PROBLEM TO SOLVE
Copy every line of the listing that holds the string "مهمة".

Stored items from a collection
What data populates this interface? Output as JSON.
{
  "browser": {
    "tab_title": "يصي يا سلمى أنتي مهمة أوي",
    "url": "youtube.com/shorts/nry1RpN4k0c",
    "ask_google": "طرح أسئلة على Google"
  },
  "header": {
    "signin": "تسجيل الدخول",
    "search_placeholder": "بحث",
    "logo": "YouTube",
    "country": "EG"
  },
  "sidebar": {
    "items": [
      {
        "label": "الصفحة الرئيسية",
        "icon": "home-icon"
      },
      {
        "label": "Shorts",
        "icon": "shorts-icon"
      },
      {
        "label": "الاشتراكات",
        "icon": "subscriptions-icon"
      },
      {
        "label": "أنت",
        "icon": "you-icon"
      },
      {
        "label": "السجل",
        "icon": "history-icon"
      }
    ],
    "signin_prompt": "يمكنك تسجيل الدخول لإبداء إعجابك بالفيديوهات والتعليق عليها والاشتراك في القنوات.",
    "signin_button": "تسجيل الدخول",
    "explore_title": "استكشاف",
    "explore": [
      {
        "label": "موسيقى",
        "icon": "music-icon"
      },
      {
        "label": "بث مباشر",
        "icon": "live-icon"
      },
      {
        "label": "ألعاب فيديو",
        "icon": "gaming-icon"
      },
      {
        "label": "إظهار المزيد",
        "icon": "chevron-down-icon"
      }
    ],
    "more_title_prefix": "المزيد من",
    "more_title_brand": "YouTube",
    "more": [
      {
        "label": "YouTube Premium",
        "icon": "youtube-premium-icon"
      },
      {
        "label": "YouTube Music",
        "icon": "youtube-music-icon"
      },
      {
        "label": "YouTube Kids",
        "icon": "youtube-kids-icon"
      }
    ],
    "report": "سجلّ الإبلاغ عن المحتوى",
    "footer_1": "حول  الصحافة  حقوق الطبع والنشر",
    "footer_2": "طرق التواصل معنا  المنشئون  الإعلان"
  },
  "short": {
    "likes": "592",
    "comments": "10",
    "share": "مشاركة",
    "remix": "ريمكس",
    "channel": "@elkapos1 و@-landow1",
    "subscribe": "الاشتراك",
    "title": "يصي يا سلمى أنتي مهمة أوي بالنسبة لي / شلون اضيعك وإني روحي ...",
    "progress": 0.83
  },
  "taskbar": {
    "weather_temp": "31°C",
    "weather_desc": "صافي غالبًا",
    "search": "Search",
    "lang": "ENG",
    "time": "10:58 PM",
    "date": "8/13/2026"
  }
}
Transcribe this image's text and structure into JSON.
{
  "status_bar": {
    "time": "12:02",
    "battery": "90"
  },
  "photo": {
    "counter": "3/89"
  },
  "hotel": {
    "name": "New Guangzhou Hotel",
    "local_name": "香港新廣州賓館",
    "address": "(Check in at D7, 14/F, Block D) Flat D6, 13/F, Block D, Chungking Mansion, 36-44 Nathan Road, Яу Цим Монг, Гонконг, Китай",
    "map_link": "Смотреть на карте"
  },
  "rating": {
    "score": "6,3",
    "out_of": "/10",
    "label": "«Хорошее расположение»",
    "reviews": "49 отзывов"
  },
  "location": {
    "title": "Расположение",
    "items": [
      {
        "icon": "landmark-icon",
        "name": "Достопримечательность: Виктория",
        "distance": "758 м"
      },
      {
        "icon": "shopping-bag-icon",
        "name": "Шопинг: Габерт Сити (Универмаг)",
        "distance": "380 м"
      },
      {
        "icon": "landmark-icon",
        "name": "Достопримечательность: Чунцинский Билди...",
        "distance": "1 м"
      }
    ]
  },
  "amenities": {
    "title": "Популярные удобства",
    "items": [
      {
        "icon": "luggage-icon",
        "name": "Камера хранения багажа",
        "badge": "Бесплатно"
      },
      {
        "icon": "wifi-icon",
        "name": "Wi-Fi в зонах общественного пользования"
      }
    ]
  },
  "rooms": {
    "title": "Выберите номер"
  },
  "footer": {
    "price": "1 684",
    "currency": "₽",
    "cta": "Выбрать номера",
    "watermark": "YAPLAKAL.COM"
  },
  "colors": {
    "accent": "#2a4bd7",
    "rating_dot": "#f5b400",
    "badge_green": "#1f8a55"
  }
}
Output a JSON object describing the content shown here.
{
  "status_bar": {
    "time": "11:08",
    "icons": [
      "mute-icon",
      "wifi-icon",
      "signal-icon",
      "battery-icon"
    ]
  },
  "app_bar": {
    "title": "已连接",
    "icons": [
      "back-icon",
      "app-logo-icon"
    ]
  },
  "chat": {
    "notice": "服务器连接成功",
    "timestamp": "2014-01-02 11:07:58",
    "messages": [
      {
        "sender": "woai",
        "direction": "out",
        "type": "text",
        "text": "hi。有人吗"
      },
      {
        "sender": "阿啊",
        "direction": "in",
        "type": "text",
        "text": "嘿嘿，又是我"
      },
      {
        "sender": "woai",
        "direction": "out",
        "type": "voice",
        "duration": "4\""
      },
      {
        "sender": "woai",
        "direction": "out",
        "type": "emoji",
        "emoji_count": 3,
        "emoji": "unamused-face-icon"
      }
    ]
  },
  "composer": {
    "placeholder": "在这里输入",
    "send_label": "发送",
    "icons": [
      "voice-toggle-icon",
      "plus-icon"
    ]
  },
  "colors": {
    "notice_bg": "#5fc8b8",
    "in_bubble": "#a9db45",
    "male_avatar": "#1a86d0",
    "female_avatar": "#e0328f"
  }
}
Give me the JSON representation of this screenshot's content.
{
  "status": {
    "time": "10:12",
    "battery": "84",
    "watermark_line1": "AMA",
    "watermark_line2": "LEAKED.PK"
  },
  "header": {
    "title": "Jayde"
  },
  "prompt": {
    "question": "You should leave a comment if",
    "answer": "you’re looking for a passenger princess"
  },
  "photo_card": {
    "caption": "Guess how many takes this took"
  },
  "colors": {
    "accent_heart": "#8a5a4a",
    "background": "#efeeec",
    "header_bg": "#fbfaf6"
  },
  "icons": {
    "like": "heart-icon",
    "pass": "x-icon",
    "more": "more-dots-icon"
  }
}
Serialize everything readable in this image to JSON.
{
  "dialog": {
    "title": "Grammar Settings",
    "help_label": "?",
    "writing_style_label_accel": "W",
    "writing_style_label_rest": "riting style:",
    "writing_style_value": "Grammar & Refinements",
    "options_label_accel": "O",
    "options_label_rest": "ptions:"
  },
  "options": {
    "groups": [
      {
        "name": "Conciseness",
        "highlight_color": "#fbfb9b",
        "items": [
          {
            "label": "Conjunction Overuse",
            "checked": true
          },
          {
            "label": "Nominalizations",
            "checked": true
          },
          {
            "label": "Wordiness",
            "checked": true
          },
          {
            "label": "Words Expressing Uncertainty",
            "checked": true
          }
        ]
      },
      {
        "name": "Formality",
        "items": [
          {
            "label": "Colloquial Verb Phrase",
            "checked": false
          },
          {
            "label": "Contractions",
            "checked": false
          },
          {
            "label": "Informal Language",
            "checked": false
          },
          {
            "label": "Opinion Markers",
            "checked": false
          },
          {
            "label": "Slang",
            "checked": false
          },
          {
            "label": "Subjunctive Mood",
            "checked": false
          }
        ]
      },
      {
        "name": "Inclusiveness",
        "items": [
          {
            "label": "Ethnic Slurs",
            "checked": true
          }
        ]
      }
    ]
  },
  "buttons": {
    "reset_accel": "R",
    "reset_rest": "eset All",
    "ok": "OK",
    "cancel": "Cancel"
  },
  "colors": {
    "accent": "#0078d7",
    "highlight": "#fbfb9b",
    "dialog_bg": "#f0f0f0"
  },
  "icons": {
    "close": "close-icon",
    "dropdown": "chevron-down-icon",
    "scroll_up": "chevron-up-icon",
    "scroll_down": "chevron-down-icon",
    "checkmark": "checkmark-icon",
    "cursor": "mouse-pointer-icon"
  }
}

FINISHED TASK
    "tab_title": "يصي يا سلمى أنتي مهمة أوي",
    "title": "يصي يا سلمى أنتي مهمة أوي بالنسبة لي / شلون اضيعك وإني روحي ...",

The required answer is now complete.